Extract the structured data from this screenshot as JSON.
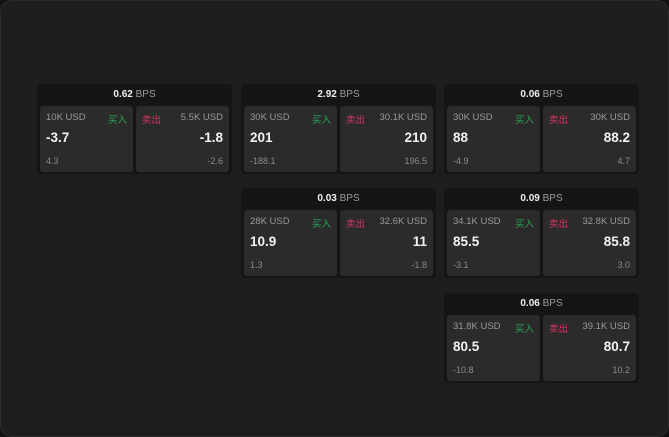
{
  "colors": {
    "buy": "#2ea35a",
    "sell": "#d6365f"
  },
  "labels": {
    "buy": "买入",
    "sell": "卖出",
    "unit": "BPS"
  },
  "panels": [
    {
      "spread": "0.62",
      "bid_size": "10K USD",
      "bid": "-3.7",
      "bid_change": "4.3",
      "ask_size": "5.5K USD",
      "ask": "-1.8",
      "ask_change": "-2.6"
    },
    {
      "spread": "2.92",
      "bid_size": "30K USD",
      "bid": "201",
      "bid_change": "-188.1",
      "ask_size": "30.1K USD",
      "ask": "210",
      "ask_change": "196.5"
    },
    {
      "spread": "0.06",
      "bid_size": "30K USD",
      "bid": "88",
      "bid_change": "-4.9",
      "ask_size": "30K USD",
      "ask": "88.2",
      "ask_change": "4.7"
    },
    {
      "spread": "0.03",
      "bid_size": "28K USD",
      "bid": "10.9",
      "bid_change": "1.3",
      "ask_size": "32.6K USD",
      "ask": "11",
      "ask_change": "-1.8"
    },
    {
      "spread": "0.09",
      "bid_size": "34.1K USD",
      "bid": "85.5",
      "bid_change": "-3.1",
      "ask_size": "32.8K USD",
      "ask": "85.8",
      "ask_change": "3.0"
    },
    {
      "spread": "0.06",
      "bid_size": "31.8K USD",
      "bid": "80.5",
      "bid_change": "-10.8",
      "ask_size": "39.1K USD",
      "ask": "80.7",
      "ask_change": "10.2"
    }
  ]
}
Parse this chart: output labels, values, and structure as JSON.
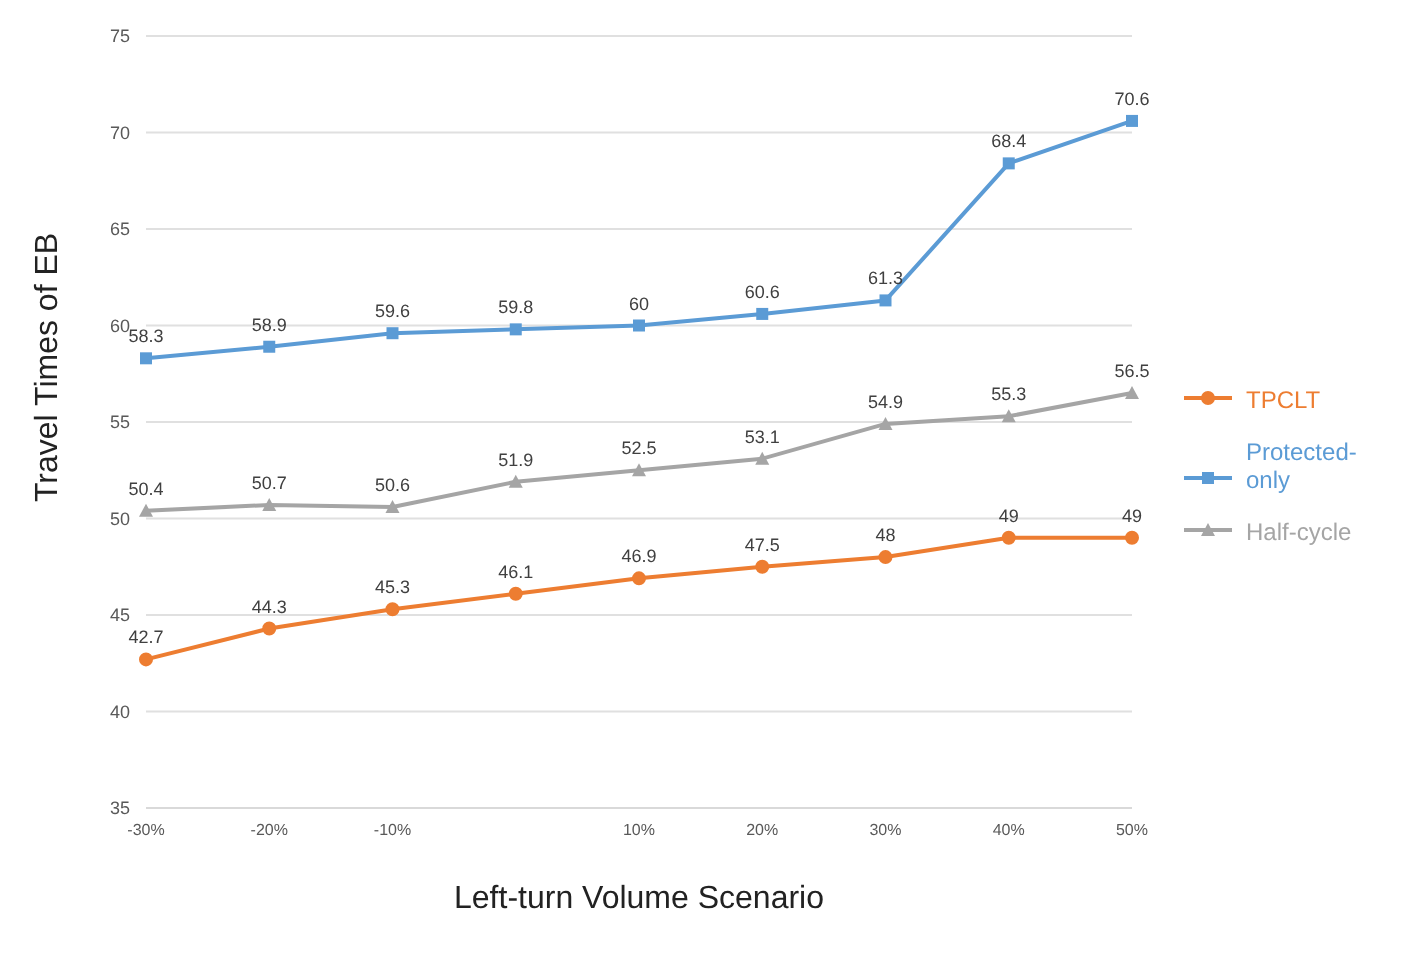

···

— Exercise objective —
Copy the listing exactly. Any image in it stays out of the copy.

— The response —
Extract the structured data from this screenshot as JSON.
{
  "colors": {
    "buy": "#2ea35a",
    "sell": "#d6365f"
  },
  "labels": {
    "buy": "买入",
    "sell": "卖出",
    "unit": "BPS"
  },
  "panels": [
    {
      "spread": "0.62",
      "bid_size": "10K USD",
      "bid": "-3.7",
      "bid_change": "4.3",
      "ask_size": "5.5K USD",
      "ask": "-1.8",
      "ask_change": "-2.6"
    },
    {
      "spread": "2.92",
      "bid_size": "30K USD",
      "bid": "201",
      "bid_change": "-188.1",
      "ask_size": "30.1K USD",
      "ask": "210",
      "ask_change": "196.5"
    },
    {
      "spread": "0.06",
      "bid_size": "30K USD",
      "bid": "88",
      "bid_change": "-4.9",
      "ask_size": "30K USD",
      "ask": "88.2",
      "ask_change": "4.7"
    },
    {
      "spread": "0.03",
      "bid_size": "28K USD",
      "bid": "10.9",
      "bid_change": "1.3",
      "ask_size": "32.6K USD",
      "ask": "11",
      "ask_change": "-1.8"
    },
    {
      "spread": "0.09",
      "bid_size": "34.1K USD",
      "bid": "85.5",
      "bid_change": "-3.1",
      "ask_size": "32.8K USD",
      "ask": "85.8",
      "ask_change": "3.0"
    },
    {
      "spread": "0.06",
      "bid_size": "31.8K USD",
      "bid": "80.5",
      "bid_change": "-10.8",
      "ask_size": "39.1K USD",
      "ask": "80.7",
      "ask_change": "10.2"
    }
  ]
}
Parse this chart: output labels, values, and structure as JSON.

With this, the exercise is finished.